§ The request:
In the listing that follows, count the lines holding the word "name" and report only that number.

======== Material for the task ========

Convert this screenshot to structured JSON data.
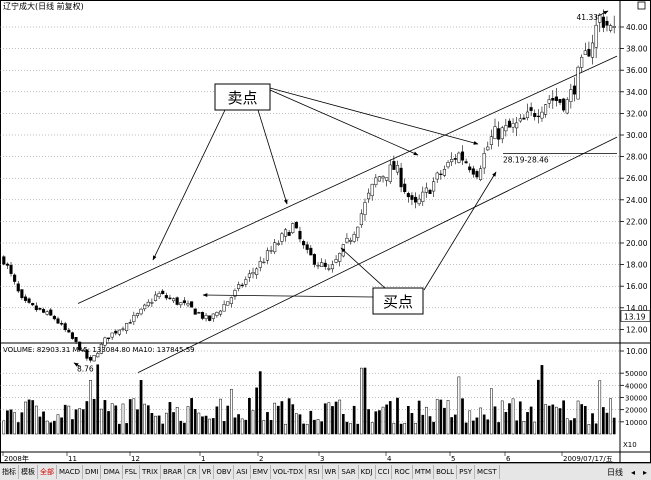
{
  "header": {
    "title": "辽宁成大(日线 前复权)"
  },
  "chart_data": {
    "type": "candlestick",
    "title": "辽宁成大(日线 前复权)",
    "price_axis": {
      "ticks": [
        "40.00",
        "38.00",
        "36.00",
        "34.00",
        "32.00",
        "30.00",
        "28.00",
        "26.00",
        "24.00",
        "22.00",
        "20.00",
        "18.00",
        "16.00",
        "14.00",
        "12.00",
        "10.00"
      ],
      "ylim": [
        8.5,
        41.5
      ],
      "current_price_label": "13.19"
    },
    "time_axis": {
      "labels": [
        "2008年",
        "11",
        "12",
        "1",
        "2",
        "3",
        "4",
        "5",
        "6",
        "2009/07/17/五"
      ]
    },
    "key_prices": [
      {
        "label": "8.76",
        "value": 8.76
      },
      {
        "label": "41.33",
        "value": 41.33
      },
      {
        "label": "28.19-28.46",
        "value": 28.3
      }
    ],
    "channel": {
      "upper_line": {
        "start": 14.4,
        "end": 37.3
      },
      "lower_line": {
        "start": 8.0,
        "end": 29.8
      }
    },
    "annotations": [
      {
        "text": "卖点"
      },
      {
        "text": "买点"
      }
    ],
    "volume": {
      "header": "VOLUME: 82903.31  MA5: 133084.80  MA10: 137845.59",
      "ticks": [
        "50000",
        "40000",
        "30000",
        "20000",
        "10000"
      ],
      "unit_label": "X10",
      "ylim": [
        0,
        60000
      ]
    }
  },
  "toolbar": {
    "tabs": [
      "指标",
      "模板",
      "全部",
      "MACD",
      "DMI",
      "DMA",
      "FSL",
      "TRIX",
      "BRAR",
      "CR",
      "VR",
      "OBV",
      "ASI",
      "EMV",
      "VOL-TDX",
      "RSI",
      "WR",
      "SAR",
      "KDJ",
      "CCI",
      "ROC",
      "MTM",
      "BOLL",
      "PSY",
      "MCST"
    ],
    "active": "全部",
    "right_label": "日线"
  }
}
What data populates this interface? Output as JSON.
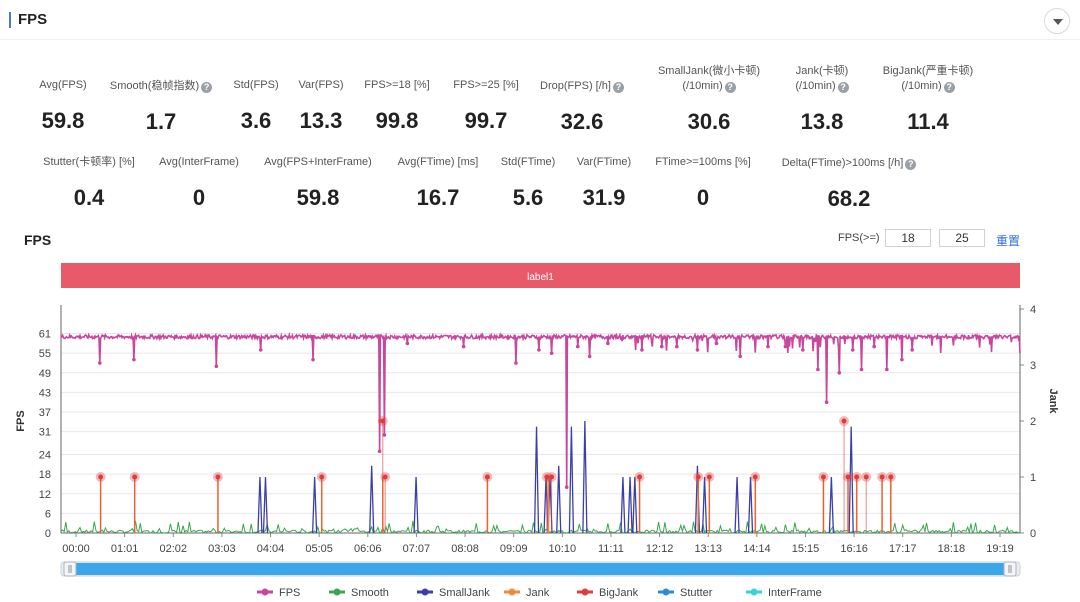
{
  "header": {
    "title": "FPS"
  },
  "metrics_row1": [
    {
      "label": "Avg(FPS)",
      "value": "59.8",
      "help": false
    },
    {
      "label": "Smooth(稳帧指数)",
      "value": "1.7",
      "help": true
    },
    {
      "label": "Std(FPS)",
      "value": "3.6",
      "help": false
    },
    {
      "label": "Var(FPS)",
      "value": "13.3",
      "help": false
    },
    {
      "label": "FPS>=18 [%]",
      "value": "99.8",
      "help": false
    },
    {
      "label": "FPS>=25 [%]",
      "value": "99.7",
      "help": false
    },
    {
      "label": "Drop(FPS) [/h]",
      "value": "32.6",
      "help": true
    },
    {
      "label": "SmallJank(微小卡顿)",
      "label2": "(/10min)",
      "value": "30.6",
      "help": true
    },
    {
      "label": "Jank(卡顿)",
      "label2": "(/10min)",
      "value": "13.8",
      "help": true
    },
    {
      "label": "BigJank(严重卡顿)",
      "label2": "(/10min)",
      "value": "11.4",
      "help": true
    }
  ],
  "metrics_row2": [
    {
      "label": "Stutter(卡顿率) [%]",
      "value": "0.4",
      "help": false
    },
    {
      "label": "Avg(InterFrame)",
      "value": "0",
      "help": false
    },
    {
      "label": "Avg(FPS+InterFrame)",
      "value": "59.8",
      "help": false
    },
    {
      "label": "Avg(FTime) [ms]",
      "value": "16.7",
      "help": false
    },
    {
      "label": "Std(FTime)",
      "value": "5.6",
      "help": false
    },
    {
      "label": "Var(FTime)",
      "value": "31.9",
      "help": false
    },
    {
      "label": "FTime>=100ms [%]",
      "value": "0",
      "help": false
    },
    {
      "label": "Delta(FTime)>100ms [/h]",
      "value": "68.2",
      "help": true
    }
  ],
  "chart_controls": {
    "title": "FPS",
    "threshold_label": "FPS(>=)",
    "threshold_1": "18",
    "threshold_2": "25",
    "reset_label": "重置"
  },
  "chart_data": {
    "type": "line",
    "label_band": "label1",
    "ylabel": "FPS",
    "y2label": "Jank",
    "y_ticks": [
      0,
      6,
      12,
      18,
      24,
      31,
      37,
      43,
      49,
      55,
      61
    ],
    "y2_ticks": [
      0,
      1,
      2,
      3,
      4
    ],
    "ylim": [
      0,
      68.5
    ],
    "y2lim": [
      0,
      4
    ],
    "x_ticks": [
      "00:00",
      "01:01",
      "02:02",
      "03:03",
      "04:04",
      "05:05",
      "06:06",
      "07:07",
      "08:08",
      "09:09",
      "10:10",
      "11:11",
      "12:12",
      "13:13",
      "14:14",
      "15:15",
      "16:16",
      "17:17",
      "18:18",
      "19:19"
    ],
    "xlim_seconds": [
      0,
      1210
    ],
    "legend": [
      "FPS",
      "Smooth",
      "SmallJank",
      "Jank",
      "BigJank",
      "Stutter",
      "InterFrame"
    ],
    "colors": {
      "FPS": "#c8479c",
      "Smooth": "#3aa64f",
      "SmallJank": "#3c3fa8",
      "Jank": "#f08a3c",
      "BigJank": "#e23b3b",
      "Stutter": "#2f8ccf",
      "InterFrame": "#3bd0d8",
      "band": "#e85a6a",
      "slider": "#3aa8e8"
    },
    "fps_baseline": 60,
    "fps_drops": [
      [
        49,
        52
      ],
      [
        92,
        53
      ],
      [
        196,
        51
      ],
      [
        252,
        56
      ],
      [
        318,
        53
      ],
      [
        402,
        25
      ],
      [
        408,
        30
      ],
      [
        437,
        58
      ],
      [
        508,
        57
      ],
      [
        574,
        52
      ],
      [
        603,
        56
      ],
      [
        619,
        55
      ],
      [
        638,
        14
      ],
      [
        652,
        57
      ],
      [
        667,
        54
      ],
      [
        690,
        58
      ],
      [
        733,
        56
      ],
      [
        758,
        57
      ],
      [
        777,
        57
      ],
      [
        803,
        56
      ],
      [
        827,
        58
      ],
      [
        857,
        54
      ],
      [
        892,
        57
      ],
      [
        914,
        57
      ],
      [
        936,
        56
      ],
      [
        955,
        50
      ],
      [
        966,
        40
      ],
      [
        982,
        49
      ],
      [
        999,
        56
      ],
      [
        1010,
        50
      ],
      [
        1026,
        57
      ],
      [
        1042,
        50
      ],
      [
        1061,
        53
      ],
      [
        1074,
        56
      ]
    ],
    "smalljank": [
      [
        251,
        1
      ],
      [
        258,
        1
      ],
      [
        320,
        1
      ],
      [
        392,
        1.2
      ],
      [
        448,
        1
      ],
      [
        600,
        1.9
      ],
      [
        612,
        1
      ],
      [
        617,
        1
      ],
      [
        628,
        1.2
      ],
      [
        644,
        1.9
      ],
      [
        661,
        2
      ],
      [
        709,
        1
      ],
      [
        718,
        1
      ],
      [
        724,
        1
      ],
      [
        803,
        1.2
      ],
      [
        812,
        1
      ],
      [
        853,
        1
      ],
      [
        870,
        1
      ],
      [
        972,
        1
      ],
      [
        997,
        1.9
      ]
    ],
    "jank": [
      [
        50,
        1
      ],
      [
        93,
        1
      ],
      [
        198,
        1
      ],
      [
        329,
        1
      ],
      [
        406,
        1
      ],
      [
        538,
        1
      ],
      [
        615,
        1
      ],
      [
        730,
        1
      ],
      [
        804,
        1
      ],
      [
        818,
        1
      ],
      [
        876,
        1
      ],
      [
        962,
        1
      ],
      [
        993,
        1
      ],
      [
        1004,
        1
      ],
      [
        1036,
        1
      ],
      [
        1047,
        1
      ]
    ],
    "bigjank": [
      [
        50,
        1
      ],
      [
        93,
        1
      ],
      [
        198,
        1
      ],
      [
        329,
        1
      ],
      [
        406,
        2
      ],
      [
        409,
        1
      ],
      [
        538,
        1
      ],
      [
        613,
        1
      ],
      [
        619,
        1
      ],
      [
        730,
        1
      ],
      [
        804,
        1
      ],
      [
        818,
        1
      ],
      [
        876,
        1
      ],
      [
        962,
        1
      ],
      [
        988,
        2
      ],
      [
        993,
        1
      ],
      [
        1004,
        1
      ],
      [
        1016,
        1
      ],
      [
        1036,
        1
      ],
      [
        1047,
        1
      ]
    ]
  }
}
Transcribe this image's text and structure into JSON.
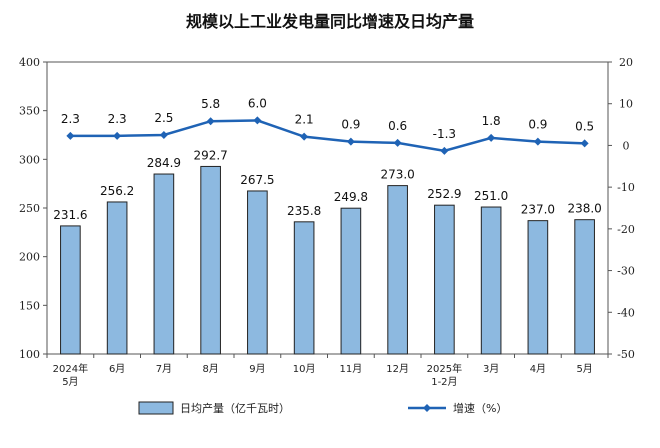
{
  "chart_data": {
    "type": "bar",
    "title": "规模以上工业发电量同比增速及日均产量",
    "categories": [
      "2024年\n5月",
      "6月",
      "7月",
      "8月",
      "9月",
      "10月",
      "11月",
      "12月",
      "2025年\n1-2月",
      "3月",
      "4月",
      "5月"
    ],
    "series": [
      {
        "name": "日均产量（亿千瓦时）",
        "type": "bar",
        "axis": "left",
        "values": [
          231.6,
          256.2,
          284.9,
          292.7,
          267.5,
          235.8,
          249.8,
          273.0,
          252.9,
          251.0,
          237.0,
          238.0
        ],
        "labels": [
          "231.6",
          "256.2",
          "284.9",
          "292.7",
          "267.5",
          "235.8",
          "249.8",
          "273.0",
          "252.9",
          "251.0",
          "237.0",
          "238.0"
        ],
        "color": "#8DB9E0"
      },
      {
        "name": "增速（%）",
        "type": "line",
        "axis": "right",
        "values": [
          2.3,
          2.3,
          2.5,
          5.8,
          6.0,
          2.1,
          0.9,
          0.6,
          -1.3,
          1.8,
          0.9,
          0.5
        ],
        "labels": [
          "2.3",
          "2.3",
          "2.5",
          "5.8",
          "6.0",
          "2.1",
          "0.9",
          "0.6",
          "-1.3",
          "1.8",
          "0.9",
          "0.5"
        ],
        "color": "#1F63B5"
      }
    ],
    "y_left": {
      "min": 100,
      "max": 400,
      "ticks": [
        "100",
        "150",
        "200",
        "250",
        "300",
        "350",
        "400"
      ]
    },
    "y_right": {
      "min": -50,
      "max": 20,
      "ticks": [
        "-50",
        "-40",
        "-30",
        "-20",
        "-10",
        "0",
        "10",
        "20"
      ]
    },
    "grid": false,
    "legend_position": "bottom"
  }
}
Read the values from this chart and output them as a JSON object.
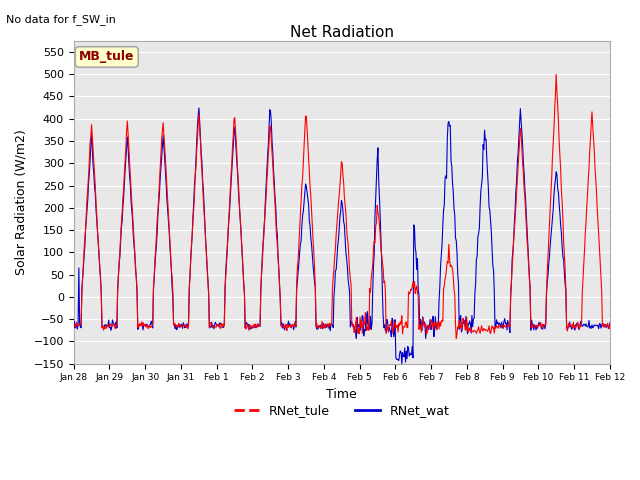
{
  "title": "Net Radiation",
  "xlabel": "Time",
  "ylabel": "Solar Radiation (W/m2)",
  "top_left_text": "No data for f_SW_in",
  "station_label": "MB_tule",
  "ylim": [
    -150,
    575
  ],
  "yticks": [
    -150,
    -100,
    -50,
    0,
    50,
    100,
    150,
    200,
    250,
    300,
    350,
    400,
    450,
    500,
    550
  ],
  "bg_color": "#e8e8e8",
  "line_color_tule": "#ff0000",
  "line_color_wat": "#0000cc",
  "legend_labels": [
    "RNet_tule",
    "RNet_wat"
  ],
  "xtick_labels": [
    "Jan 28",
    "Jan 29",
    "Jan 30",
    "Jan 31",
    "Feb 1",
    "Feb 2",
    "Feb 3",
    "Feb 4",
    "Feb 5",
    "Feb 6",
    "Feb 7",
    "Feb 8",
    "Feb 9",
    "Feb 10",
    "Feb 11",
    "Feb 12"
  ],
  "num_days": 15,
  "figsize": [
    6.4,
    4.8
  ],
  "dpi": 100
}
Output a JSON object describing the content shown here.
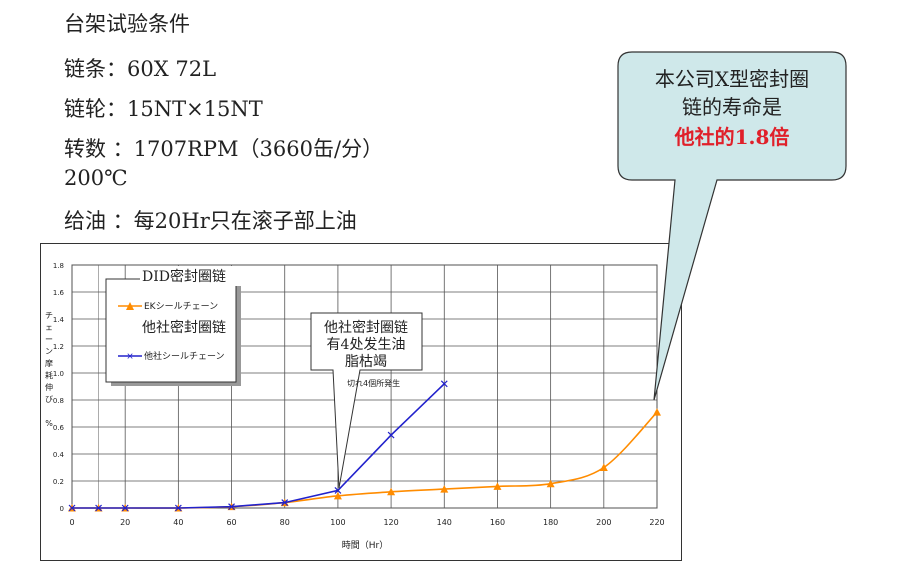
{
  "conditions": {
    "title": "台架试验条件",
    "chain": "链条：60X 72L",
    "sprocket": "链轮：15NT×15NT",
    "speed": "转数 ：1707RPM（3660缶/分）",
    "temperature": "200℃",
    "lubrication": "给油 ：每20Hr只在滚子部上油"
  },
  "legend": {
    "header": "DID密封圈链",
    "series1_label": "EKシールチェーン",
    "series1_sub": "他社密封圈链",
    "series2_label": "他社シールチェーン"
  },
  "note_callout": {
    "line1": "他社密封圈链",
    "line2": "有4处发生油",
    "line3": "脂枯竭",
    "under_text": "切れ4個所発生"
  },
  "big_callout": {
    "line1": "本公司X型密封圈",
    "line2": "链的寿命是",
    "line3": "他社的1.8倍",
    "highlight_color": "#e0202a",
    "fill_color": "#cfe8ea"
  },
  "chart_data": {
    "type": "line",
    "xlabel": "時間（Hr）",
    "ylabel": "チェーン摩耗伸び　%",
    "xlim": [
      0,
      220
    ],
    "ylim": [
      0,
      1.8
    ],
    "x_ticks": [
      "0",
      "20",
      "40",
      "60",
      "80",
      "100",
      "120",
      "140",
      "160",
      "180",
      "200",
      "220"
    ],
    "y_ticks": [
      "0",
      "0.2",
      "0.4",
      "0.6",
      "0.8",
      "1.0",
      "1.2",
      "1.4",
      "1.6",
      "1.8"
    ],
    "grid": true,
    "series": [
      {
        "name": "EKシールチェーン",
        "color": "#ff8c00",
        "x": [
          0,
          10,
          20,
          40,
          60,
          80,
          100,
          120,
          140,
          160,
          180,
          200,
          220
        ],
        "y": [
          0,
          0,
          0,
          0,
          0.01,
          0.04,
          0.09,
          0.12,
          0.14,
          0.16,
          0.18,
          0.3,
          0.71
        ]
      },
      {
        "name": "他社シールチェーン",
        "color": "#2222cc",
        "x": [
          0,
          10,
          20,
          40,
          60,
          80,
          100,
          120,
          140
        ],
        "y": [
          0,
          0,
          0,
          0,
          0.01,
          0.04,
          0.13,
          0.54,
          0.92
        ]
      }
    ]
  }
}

========

§ Full answer:
4